TASK TO CARRY OUT:
Return all lines where the word "xlabel" can be found.

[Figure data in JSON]

————————

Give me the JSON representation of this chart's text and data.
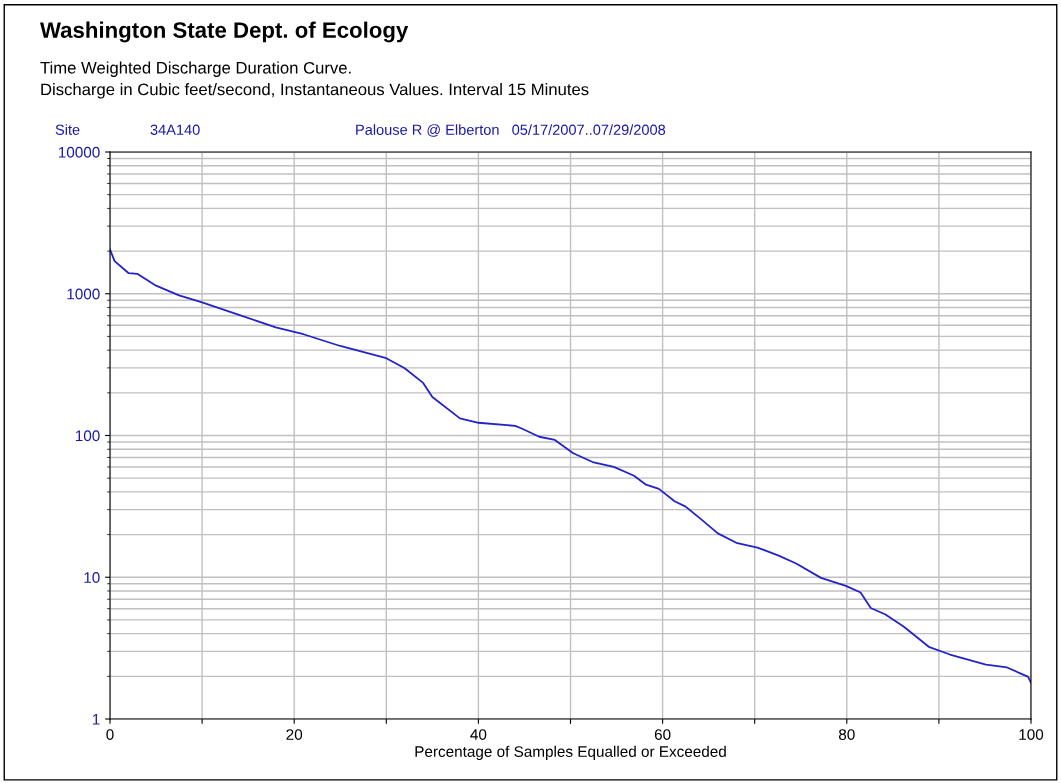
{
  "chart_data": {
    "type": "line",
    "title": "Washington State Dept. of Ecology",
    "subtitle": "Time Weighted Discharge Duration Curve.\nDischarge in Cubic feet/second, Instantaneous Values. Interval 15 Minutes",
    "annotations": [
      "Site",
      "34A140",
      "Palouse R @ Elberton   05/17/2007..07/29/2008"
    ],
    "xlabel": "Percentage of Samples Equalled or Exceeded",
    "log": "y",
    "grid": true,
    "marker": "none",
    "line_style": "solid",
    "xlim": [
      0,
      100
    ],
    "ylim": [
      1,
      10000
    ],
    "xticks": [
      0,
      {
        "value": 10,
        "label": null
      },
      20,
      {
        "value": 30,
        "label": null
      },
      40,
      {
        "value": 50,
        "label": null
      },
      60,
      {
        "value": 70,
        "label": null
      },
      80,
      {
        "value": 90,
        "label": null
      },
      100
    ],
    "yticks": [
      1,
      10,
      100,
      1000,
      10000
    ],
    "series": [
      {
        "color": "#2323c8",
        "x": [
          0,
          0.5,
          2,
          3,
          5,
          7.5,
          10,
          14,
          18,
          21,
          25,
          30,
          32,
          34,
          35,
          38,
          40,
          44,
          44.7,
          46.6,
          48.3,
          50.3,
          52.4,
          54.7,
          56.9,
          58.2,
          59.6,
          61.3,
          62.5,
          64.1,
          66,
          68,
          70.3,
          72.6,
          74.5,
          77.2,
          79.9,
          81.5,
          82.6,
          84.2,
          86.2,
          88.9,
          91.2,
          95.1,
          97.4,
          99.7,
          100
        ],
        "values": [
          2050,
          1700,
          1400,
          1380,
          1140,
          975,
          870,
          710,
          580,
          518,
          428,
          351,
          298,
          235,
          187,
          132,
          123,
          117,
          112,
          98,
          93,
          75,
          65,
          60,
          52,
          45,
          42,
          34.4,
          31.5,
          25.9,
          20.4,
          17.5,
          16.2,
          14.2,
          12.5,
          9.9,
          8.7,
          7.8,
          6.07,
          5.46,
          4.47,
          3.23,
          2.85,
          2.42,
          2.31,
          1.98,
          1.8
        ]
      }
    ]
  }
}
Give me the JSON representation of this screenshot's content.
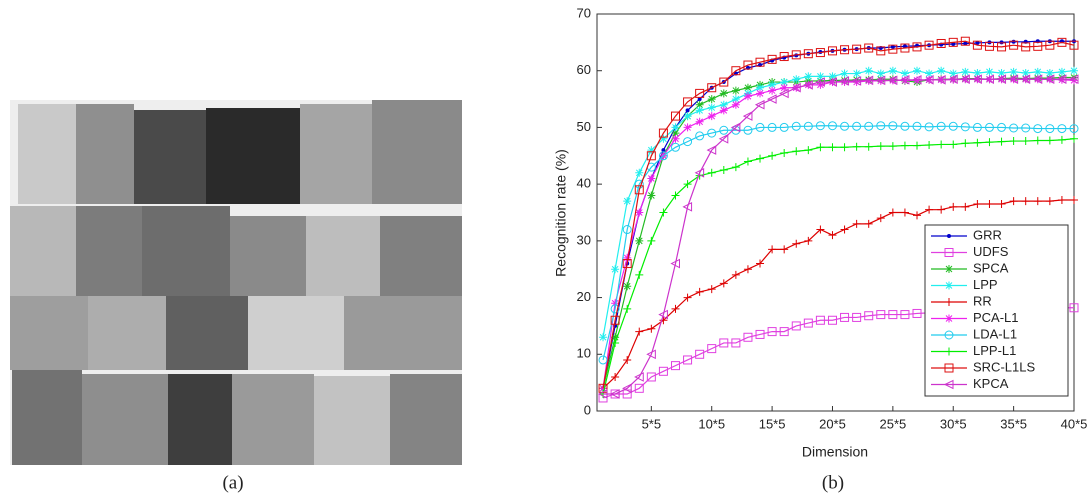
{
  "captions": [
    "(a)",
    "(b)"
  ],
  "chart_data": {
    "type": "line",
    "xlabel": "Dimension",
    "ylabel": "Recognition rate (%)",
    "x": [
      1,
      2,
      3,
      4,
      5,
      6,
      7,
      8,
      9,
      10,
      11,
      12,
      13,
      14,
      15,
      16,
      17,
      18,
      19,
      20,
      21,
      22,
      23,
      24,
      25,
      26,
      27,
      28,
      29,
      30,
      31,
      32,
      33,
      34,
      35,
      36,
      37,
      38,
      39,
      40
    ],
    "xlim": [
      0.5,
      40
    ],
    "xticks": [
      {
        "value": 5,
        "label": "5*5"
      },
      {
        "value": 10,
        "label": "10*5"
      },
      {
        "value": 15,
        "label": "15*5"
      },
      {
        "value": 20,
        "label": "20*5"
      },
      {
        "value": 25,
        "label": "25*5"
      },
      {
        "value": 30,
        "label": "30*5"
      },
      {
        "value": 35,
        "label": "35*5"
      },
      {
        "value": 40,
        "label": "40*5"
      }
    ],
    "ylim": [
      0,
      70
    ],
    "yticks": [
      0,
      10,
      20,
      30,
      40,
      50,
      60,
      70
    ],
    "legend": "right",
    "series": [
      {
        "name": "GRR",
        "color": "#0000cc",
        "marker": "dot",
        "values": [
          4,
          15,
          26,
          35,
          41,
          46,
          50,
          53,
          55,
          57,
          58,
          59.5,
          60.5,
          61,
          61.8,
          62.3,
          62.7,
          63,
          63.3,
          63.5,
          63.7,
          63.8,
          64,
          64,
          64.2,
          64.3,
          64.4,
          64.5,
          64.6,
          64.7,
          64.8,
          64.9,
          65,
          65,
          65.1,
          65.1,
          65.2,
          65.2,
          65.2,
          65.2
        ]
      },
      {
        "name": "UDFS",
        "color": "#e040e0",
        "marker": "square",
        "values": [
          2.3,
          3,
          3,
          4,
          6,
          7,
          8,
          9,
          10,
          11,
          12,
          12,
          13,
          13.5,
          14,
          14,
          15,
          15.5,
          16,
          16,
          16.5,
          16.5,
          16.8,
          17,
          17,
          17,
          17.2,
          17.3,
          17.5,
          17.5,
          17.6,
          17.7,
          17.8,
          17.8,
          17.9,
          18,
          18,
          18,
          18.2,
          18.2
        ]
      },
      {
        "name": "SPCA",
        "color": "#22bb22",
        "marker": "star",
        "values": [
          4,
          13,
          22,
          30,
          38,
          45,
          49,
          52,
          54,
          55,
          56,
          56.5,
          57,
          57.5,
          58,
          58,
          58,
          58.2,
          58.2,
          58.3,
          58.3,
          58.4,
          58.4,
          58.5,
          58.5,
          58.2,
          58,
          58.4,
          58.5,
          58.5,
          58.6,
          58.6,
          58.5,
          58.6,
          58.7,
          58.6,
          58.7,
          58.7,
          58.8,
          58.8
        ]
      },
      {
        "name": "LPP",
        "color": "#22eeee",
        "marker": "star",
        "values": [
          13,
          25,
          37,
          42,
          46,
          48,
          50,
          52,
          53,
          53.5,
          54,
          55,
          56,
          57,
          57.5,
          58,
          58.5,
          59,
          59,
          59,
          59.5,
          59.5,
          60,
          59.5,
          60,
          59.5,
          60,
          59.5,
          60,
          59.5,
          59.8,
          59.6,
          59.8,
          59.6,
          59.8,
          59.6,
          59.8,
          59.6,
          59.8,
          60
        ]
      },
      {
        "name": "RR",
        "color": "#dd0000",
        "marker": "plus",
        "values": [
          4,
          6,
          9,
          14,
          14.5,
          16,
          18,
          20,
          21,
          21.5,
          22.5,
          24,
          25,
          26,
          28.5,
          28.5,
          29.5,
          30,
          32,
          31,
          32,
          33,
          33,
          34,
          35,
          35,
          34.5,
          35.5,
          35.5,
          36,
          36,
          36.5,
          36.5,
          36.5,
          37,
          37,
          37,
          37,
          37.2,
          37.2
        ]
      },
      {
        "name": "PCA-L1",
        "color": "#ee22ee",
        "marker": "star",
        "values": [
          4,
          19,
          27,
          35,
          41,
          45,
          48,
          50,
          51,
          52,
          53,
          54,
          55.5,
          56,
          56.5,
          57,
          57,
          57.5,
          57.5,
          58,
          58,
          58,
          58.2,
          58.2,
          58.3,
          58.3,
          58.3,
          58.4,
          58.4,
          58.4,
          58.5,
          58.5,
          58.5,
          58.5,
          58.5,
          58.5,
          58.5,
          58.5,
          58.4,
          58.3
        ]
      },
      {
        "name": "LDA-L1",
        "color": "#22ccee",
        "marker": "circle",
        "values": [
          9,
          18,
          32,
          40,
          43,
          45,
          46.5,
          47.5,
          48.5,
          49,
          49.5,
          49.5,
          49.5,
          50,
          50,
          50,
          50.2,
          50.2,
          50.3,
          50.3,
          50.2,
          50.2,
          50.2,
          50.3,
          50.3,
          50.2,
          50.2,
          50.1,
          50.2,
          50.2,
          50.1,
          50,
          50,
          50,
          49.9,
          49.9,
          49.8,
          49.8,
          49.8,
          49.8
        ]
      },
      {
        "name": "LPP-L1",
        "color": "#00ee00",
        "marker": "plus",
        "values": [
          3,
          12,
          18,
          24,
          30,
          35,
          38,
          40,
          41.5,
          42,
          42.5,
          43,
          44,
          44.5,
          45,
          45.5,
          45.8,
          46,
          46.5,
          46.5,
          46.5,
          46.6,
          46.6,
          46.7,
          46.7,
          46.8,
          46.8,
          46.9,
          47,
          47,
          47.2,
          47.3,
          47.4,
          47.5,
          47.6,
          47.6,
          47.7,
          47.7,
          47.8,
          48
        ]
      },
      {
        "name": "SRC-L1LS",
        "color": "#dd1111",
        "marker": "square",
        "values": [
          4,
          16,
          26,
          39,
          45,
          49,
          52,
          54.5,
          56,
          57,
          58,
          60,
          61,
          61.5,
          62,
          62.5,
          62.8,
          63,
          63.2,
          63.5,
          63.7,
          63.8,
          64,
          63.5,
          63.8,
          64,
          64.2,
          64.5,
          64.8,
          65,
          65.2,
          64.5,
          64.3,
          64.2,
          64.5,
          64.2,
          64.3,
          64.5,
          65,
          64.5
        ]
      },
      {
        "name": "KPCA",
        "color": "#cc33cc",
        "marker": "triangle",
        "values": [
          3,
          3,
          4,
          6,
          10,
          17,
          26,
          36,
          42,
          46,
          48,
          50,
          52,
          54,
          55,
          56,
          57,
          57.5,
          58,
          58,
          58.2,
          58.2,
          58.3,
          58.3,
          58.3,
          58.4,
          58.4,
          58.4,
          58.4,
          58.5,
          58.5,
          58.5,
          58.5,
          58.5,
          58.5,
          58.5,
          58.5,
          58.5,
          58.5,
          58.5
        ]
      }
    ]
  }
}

————————

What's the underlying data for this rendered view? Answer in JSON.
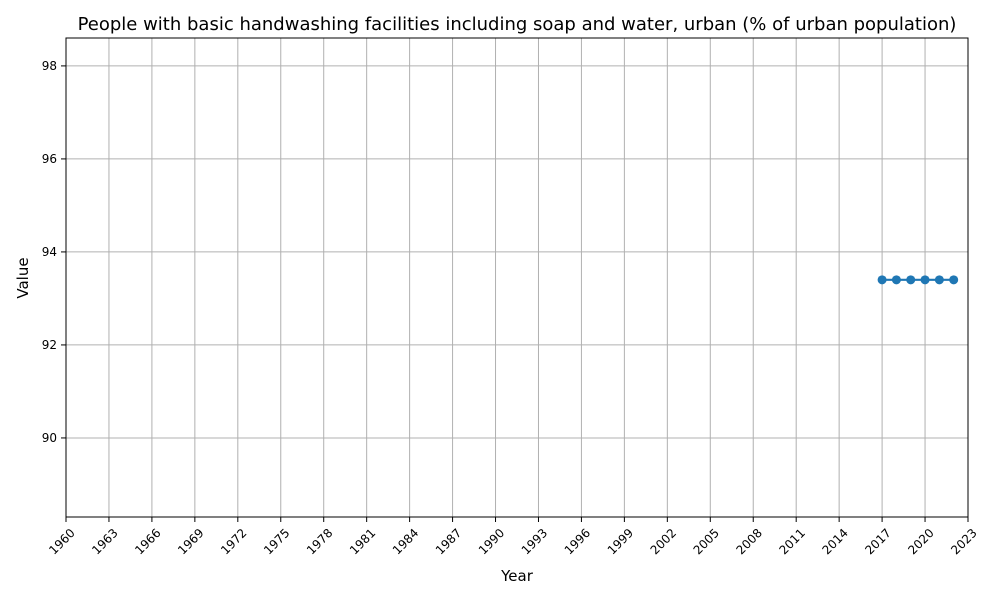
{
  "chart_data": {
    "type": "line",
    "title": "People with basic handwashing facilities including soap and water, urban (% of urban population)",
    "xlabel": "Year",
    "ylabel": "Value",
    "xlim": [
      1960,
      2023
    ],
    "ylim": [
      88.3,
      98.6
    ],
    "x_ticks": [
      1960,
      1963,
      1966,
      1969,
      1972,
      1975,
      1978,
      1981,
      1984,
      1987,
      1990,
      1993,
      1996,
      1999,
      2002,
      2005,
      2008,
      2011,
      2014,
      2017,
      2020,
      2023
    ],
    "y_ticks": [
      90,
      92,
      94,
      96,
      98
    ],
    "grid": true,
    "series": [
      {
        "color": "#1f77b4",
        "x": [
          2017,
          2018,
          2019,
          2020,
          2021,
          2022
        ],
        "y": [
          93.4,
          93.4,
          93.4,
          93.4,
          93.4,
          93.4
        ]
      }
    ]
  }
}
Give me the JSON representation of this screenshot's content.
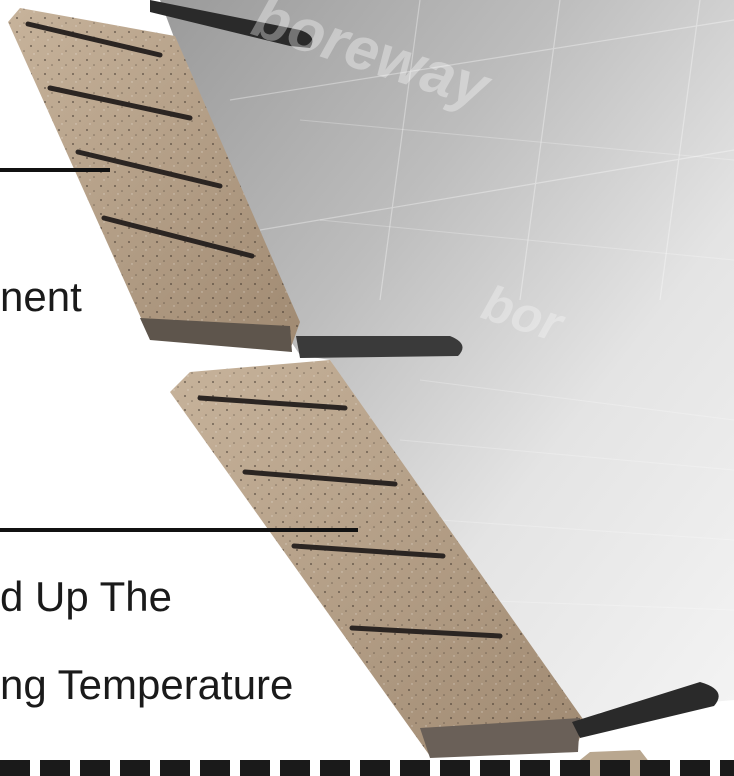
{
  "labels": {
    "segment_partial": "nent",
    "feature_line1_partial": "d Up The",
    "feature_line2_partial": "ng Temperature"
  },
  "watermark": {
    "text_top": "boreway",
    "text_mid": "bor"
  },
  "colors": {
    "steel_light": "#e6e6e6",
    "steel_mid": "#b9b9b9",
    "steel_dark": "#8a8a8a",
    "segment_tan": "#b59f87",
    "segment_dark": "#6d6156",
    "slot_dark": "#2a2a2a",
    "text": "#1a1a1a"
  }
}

————————

TASK RESPONSE:
    "xlabel": "Percentage of Samples Equalled or Exceeded",
    "xlabel": "Dimension",
    "xlabel": "Year",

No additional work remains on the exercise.